▶ _Exercise description_:
Please copy the records from the line with "- auto-scroll-icon: ↠: [334, 2, 344, 14]" up to and including the line with "- timeframe-w1[interactable]: W1: [802, 3, 818, 14]", swapping "interactable" for "clickable" and leaving everything else unchanged.

(Collection entries)
----

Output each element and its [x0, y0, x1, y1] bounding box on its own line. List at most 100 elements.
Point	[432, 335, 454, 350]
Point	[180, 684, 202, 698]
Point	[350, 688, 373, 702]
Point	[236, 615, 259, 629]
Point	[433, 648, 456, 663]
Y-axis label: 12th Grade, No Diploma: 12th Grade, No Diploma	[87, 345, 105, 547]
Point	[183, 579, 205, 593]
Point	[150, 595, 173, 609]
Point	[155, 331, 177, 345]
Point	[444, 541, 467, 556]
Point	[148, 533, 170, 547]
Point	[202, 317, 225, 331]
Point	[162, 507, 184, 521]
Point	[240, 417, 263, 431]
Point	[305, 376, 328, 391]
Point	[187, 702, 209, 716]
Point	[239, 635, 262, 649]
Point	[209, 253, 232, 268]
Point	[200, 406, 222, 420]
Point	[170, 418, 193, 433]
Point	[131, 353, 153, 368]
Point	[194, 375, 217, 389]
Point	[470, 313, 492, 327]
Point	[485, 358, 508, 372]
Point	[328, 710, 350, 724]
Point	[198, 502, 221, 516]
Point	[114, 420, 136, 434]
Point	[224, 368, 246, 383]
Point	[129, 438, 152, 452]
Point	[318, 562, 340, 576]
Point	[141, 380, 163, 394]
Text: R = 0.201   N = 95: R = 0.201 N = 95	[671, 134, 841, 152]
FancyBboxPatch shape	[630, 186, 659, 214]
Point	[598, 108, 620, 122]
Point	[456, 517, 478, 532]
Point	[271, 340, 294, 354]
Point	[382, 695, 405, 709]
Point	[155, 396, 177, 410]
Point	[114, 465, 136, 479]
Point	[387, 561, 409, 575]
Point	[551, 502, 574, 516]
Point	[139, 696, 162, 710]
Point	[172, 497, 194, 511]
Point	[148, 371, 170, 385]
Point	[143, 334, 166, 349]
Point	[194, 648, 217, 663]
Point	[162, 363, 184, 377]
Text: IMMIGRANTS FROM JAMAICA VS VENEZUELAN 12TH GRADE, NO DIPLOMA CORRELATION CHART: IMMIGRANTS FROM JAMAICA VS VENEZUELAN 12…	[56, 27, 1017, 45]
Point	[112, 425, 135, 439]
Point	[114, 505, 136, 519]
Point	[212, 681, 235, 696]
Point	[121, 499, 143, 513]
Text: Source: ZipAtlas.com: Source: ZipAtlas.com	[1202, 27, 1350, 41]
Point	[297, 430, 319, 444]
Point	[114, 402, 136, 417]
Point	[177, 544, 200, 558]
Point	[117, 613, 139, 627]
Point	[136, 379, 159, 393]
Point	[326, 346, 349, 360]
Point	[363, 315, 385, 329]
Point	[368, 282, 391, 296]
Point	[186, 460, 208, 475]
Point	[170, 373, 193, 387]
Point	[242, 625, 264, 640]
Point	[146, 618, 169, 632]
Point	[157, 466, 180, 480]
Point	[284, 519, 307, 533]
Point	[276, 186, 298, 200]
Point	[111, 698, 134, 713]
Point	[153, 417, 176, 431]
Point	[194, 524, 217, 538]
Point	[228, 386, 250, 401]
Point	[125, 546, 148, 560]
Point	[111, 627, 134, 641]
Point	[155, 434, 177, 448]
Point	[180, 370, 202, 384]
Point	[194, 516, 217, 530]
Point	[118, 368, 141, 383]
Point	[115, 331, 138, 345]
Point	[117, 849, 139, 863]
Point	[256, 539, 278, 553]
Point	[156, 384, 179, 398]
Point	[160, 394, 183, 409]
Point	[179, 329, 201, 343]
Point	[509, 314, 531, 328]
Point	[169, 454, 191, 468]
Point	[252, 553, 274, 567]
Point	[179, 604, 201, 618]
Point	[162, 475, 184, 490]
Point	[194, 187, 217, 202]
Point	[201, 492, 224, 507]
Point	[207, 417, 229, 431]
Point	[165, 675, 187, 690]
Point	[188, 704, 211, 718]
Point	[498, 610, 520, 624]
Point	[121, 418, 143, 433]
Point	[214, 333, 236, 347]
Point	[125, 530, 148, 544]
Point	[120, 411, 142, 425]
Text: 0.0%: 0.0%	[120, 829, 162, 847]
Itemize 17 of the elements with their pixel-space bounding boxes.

----

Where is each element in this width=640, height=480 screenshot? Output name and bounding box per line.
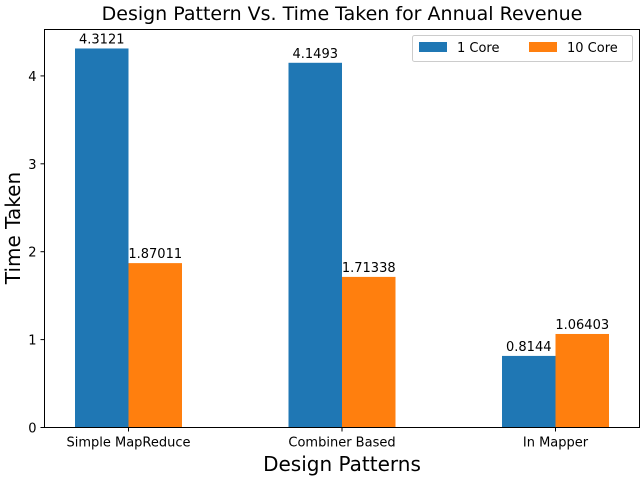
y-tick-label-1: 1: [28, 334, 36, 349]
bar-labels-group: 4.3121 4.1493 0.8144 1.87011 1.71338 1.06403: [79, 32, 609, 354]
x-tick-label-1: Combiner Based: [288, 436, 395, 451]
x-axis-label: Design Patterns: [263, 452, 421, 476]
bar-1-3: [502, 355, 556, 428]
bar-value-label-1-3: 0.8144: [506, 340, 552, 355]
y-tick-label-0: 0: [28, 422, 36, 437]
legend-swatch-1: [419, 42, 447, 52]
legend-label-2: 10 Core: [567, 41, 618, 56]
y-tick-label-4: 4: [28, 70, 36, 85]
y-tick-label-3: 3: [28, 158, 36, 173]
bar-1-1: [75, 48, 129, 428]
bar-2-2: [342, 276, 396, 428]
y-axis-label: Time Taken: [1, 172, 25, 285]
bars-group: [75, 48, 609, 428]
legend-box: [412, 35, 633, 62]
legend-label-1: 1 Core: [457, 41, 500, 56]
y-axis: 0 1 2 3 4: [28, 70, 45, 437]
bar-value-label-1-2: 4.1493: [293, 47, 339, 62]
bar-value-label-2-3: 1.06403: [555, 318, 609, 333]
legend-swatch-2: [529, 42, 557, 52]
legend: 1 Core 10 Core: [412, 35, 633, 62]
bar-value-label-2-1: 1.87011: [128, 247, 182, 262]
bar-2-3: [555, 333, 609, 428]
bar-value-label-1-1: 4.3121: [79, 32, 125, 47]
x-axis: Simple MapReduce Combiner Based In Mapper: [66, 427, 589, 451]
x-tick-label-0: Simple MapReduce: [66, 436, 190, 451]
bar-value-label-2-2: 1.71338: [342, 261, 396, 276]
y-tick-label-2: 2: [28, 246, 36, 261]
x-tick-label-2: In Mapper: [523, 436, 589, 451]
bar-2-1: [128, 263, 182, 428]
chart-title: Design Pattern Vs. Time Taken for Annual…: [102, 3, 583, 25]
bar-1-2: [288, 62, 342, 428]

----

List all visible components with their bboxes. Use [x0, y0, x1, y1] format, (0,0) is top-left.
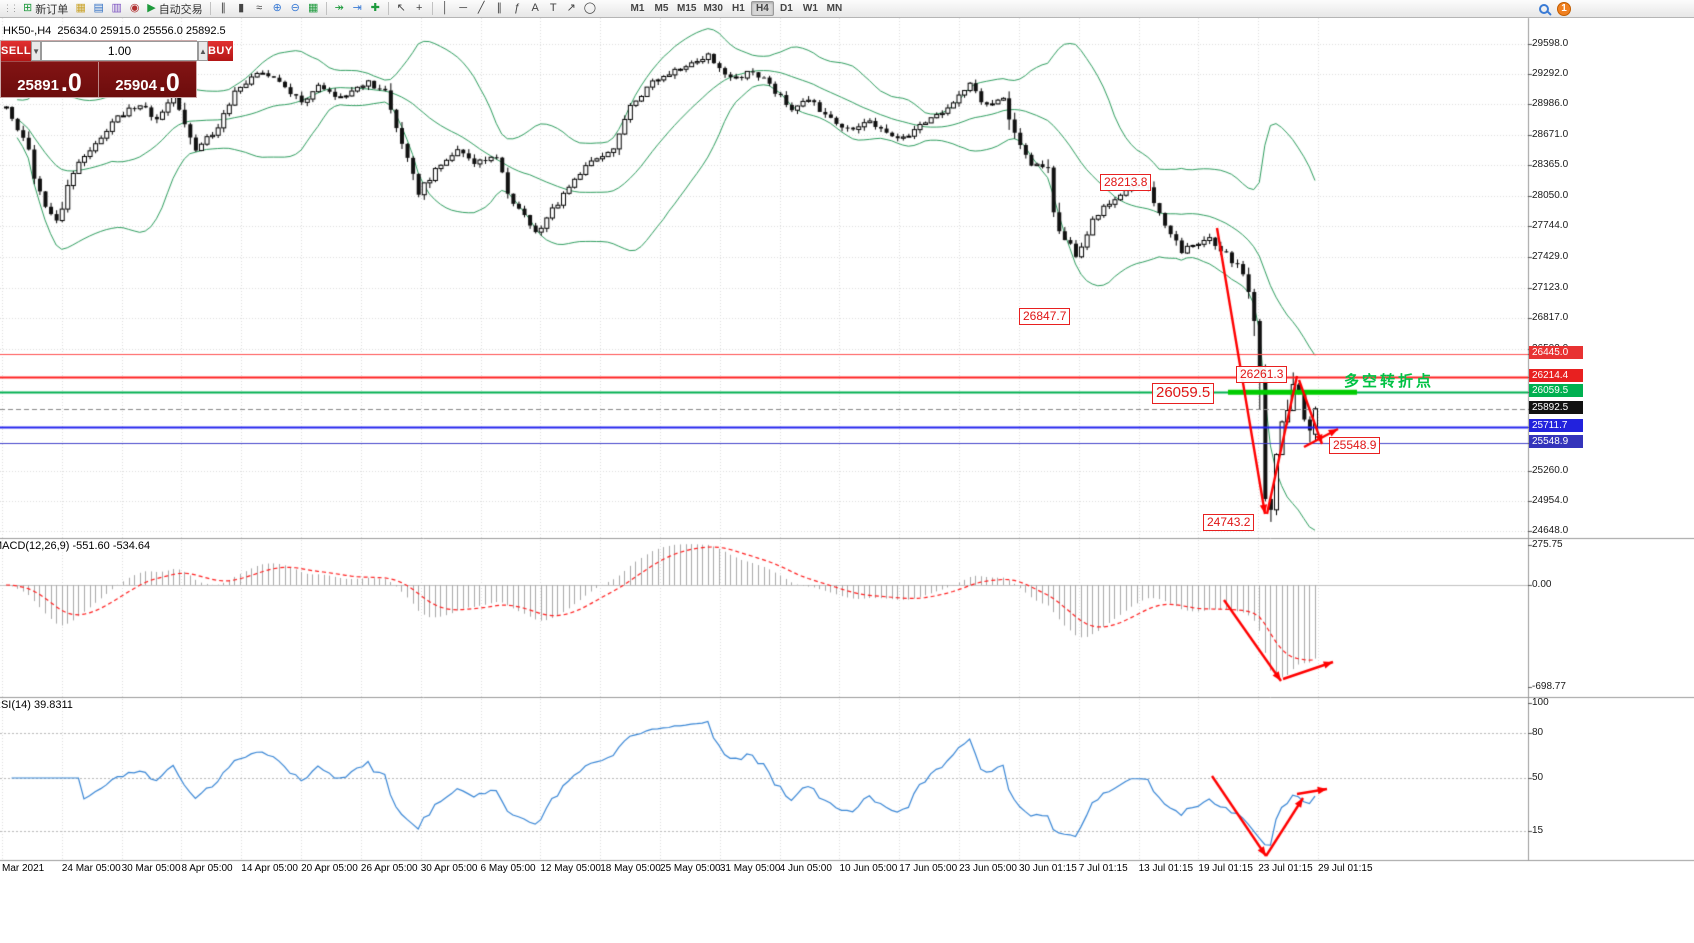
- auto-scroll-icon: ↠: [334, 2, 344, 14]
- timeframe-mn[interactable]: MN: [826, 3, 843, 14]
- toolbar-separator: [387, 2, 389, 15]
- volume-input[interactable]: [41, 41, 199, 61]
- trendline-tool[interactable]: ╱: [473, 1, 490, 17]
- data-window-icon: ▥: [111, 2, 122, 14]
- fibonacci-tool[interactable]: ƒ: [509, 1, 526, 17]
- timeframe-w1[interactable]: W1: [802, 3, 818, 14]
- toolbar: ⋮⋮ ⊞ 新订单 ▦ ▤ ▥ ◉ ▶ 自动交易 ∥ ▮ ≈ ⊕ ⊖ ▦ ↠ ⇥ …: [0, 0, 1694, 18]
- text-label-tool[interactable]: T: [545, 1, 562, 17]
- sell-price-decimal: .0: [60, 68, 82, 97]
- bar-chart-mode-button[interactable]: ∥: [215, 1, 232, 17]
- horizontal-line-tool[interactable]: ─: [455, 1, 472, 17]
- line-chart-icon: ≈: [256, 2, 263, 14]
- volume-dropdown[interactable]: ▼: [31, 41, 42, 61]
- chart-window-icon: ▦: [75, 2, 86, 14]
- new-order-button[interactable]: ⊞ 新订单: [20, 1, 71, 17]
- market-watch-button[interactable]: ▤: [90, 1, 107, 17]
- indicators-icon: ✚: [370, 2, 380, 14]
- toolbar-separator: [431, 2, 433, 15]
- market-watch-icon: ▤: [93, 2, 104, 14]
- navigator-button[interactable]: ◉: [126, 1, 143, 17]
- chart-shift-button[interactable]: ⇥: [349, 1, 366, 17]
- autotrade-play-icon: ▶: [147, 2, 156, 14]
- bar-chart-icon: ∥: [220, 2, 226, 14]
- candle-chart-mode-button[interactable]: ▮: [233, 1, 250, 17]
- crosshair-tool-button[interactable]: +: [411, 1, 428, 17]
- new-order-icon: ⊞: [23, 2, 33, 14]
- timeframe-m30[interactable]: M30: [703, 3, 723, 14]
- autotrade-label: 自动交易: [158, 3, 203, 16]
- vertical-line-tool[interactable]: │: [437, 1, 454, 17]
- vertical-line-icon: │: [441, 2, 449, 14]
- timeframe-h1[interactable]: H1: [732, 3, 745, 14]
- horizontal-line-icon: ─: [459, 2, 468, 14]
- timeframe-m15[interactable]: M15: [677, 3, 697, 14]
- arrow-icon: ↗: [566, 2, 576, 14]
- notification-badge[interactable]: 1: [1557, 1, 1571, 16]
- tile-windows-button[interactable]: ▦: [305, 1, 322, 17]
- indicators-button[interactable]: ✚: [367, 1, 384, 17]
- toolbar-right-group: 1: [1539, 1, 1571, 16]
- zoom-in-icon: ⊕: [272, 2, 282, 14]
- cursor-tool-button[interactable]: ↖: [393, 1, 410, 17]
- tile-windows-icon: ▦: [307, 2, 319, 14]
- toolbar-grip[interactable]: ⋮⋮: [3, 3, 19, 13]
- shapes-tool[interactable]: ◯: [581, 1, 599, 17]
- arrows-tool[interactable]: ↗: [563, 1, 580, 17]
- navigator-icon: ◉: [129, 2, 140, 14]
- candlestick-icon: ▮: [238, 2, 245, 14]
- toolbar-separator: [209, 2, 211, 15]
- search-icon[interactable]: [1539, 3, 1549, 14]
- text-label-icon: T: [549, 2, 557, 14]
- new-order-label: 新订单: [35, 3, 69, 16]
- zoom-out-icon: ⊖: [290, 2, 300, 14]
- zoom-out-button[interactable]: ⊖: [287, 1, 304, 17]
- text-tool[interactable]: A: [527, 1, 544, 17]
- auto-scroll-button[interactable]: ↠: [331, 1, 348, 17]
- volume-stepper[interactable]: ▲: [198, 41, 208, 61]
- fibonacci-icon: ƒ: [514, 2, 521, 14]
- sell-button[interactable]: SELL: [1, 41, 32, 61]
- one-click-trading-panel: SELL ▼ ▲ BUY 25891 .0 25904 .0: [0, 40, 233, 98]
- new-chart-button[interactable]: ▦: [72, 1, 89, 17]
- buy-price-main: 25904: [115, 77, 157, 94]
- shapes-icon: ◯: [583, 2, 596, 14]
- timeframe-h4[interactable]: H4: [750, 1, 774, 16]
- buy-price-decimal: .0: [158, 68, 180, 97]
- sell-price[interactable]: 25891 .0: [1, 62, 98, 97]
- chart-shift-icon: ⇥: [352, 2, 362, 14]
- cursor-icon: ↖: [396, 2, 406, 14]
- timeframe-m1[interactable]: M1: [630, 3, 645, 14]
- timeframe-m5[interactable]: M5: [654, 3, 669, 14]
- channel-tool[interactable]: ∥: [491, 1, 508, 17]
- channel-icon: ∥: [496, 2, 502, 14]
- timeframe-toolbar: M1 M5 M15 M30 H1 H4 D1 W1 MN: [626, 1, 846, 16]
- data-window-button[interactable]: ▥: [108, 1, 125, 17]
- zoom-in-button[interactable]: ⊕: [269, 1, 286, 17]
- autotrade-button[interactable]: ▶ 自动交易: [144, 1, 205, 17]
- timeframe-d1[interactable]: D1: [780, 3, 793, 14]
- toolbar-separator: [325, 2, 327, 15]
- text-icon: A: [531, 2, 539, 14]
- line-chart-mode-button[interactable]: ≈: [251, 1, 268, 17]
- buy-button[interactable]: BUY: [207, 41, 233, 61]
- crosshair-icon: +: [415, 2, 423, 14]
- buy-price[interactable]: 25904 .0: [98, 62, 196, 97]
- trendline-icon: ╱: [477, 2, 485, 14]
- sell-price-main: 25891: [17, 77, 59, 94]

----

▶ _Task response_:
- auto-scroll-icon: ↠: [334, 2, 344, 14]
- timeframe-mn[clickable]: MN: [826, 3, 843, 14]
- toolbar-separator: [387, 2, 389, 15]
- volume-input[clickable]: [41, 41, 199, 61]
- trendline-tool[clickable]: ╱: [473, 1, 490, 17]
- data-window-icon: ▥: [111, 2, 122, 14]
- fibonacci-tool[clickable]: ƒ: [509, 1, 526, 17]
- timeframe-w1[clickable]: W1: [802, 3, 818, 14]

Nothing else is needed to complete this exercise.